▶ Records for this exercise:

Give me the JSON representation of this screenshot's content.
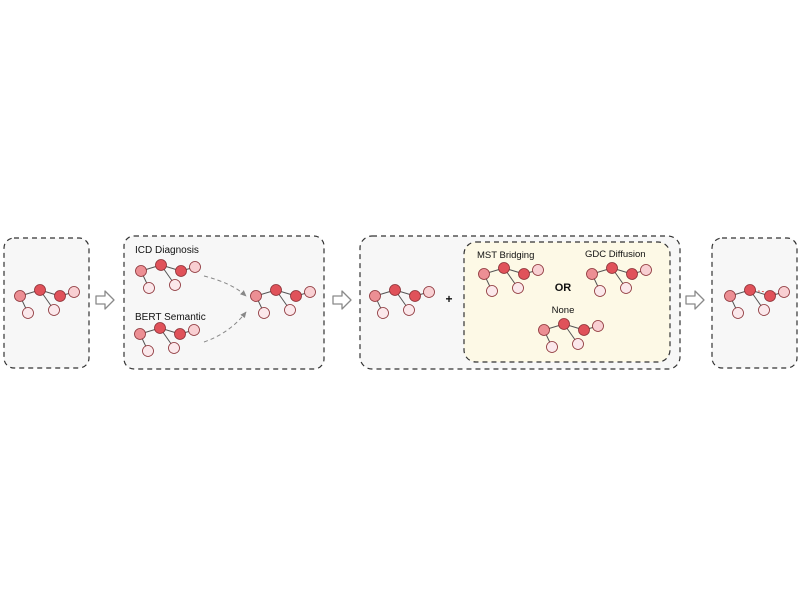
{
  "labels": {
    "icd_diagnosis": "ICD Diagnosis",
    "bert_semantic": "BERT Semantic",
    "plus": "+",
    "mst_bridging": "MST Bridging",
    "gdc_diffusion": "GDC Diffusion",
    "or": "OR",
    "none": "None"
  },
  "colors": {
    "panel_fill": "#f7f7f7",
    "panel_border": "#333333",
    "options_fill": "#fdf9e6",
    "node_dark_fill": "#e0525a",
    "node_mid_fill": "#ec8f94",
    "node_light_fill": "#f8cfd2",
    "node_pale_fill": "#fbe8eb",
    "node_stroke": "#8a2f35",
    "edge": "#555555",
    "dashed_new_edge": "#e04a4a",
    "arrow": "#777777"
  }
}
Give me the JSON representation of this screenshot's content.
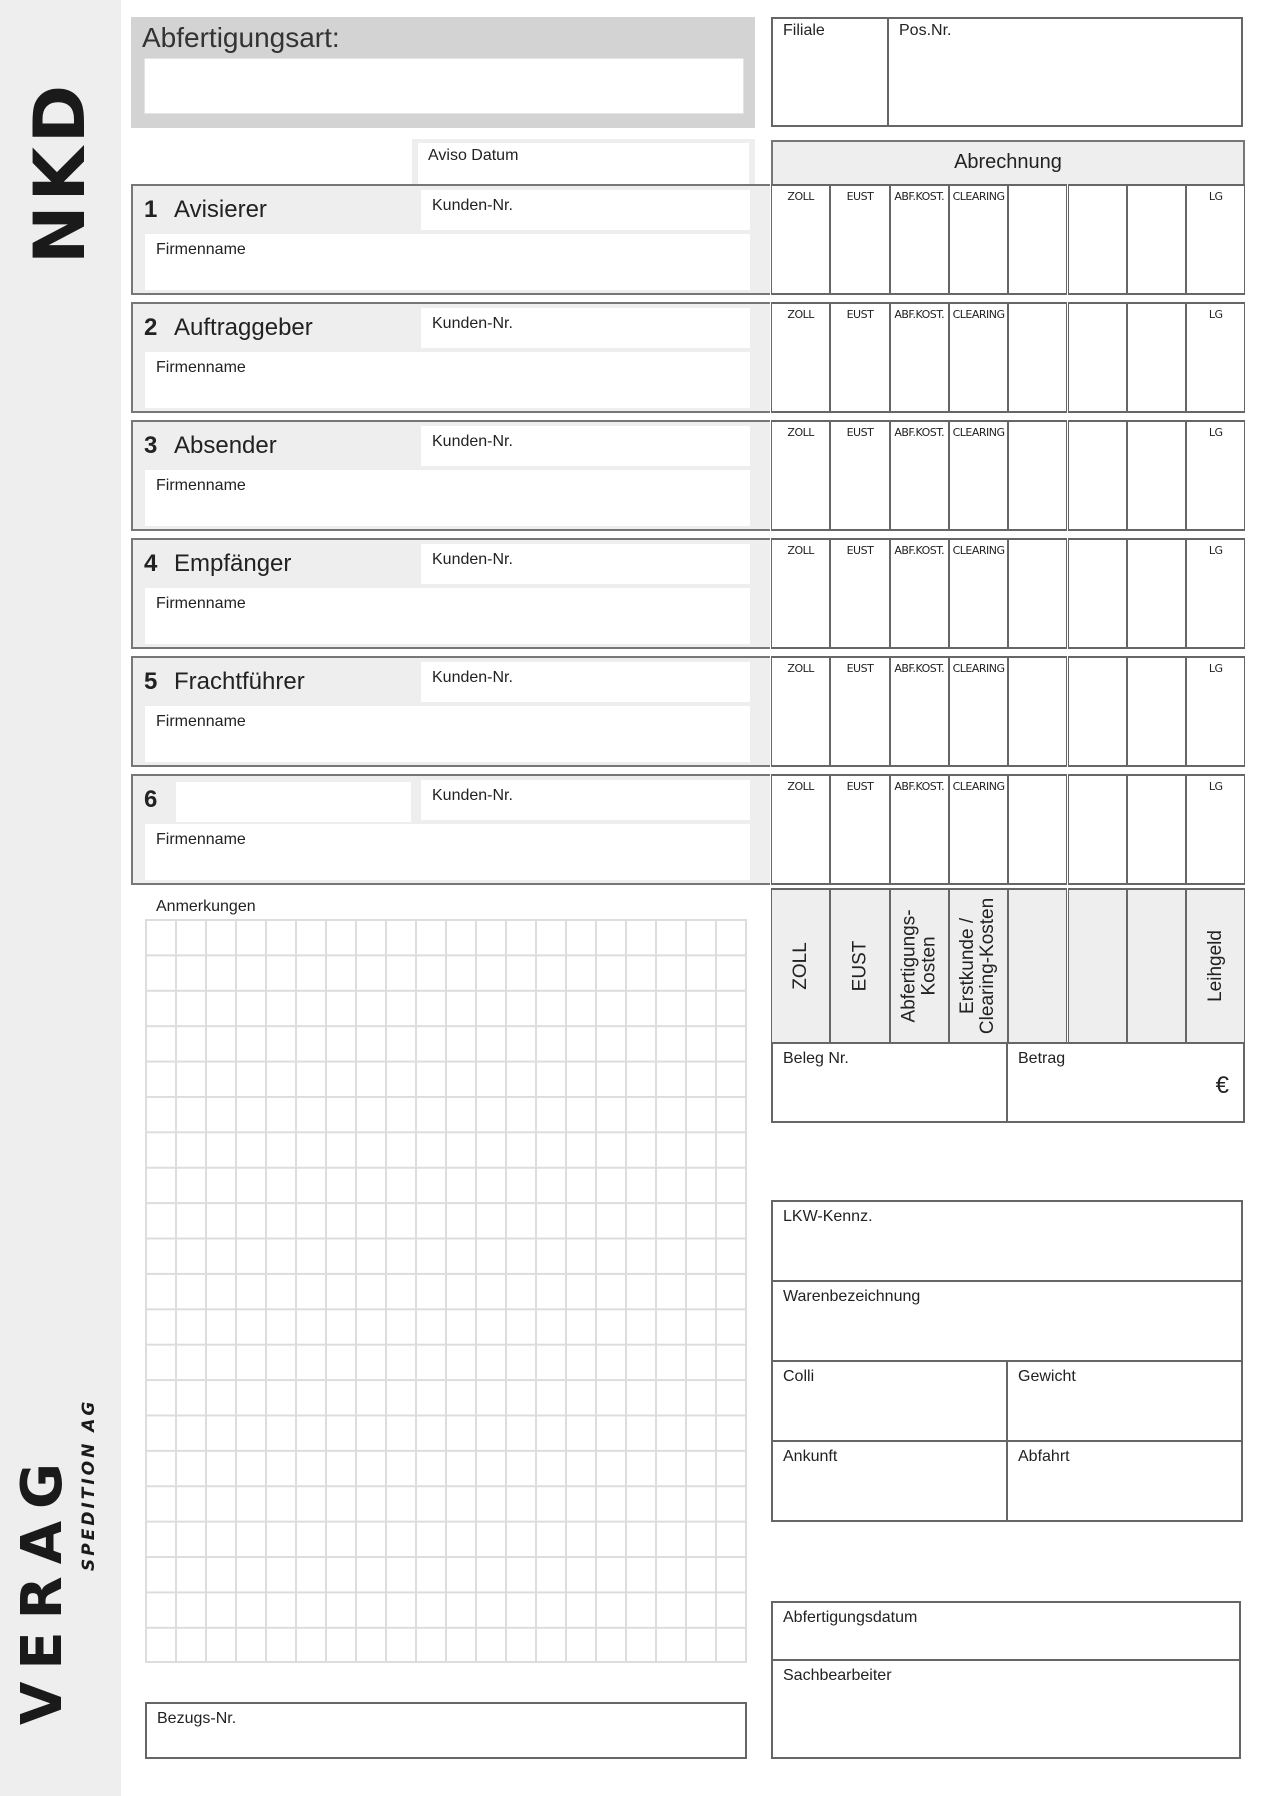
{
  "logos": {
    "top": "NKD",
    "bottom_main": "VERAG",
    "bottom_sub": "SPEDITION AG"
  },
  "header": {
    "abfertigungsart_label": "Abfertigungsart:",
    "filiale_label": "Filiale",
    "posnr_label": "Pos.Nr.",
    "aviso_datum_label": "Aviso Datum"
  },
  "abrechnung": {
    "title": "Abrechnung",
    "row_columns": [
      "ZOLL",
      "EUST",
      "ABF.KOST.",
      "CLEARING",
      "",
      "",
      "",
      "LG"
    ],
    "summary_columns": [
      "ZOLL",
      "EUST",
      "Abfertigungs-\nKosten",
      "Erstkunde /\nClearing-Kosten",
      "",
      "",
      "",
      "Leihgeld"
    ],
    "beleg_label": "Beleg Nr.",
    "betrag_label": "Betrag",
    "currency": "€"
  },
  "sections": [
    {
      "number": "1",
      "title": "Avisierer",
      "kunden_label": "Kunden-Nr.",
      "firmenname_label": "Firmenname"
    },
    {
      "number": "2",
      "title": "Auftraggeber",
      "kunden_label": "Kunden-Nr.",
      "firmenname_label": "Firmenname"
    },
    {
      "number": "3",
      "title": "Absender",
      "kunden_label": "Kunden-Nr.",
      "firmenname_label": "Firmenname"
    },
    {
      "number": "4",
      "title": "Empfänger",
      "kunden_label": "Kunden-Nr.",
      "firmenname_label": "Firmenname"
    },
    {
      "number": "5",
      "title": "Frachtführer",
      "kunden_label": "Kunden-Nr.",
      "firmenname_label": "Firmenname"
    },
    {
      "number": "6",
      "title": "",
      "kunden_label": "Kunden-Nr.",
      "firmenname_label": "Firmenname"
    }
  ],
  "anmerkungen_label": "Anmerkungen",
  "bezugs_nr_label": "Bezugs-Nr.",
  "transport": {
    "lkw_label": "LKW-Kennz.",
    "ware_label": "Warenbezeichnung",
    "colli_label": "Colli",
    "gewicht_label": "Gewicht",
    "ankunft_label": "Ankunft",
    "abfahrt_label": "Abfahrt"
  },
  "footer": {
    "abfertigungsdatum_label": "Abfertigungsdatum",
    "sachbearbeiter_label": "Sachbearbeiter"
  }
}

▶ Task description: Reproduce each line exactly as it appears, omitting the pictures.

▶ Correct result:
Give me the JSON representation of this screenshot's content.
{
  "labels": {
    "icd_diagnosis": "ICD Diagnosis",
    "bert_semantic": "BERT Semantic",
    "plus": "+",
    "mst_bridging": "MST Bridging",
    "gdc_diffusion": "GDC Diffusion",
    "or": "OR",
    "none": "None"
  },
  "colors": {
    "panel_fill": "#f7f7f7",
    "panel_border": "#333333",
    "options_fill": "#fdf9e6",
    "node_dark_fill": "#e0525a",
    "node_mid_fill": "#ec8f94",
    "node_light_fill": "#f8cfd2",
    "node_pale_fill": "#fbe8eb",
    "node_stroke": "#8a2f35",
    "edge": "#555555",
    "dashed_new_edge": "#e04a4a",
    "arrow": "#777777"
  }
}
Give me the JSON representation of this screenshot's content.
{
  "logos": {
    "top": "NKD",
    "bottom_main": "VERAG",
    "bottom_sub": "SPEDITION AG"
  },
  "header": {
    "abfertigungsart_label": "Abfertigungsart:",
    "filiale_label": "Filiale",
    "posnr_label": "Pos.Nr.",
    "aviso_datum_label": "Aviso Datum"
  },
  "abrechnung": {
    "title": "Abrechnung",
    "row_columns": [
      "ZOLL",
      "EUST",
      "ABF.KOST.",
      "CLEARING",
      "",
      "",
      "",
      "LG"
    ],
    "summary_columns": [
      "ZOLL",
      "EUST",
      "Abfertigungs-\nKosten",
      "Erstkunde /\nClearing-Kosten",
      "",
      "",
      "",
      "Leihgeld"
    ],
    "beleg_label": "Beleg Nr.",
    "betrag_label": "Betrag",
    "currency": "€"
  },
  "sections": [
    {
      "number": "1",
      "title": "Avisierer",
      "kunden_label": "Kunden-Nr.",
      "firmenname_label": "Firmenname"
    },
    {
      "number": "2",
      "title": "Auftraggeber",
      "kunden_label": "Kunden-Nr.",
      "firmenname_label": "Firmenname"
    },
    {
      "number": "3",
      "title": "Absender",
      "kunden_label": "Kunden-Nr.",
      "firmenname_label": "Firmenname"
    },
    {
      "number": "4",
      "title": "Empfänger",
      "kunden_label": "Kunden-Nr.",
      "firmenname_label": "Firmenname"
    },
    {
      "number": "5",
      "title": "Frachtführer",
      "kunden_label": "Kunden-Nr.",
      "firmenname_label": "Firmenname"
    },
    {
      "number": "6",
      "title": "",
      "kunden_label": "Kunden-Nr.",
      "firmenname_label": "Firmenname"
    }
  ],
  "anmerkungen_label": "Anmerkungen",
  "bezugs_nr_label": "Bezugs-Nr.",
  "transport": {
    "lkw_label": "LKW-Kennz.",
    "ware_label": "Warenbezeichnung",
    "colli_label": "Colli",
    "gewicht_label": "Gewicht",
    "ankunft_label": "Ankunft",
    "abfahrt_label": "Abfahrt"
  },
  "footer": {
    "abfertigungsdatum_label": "Abfertigungsdatum",
    "sachbearbeiter_label": "Sachbearbeiter"
  }
}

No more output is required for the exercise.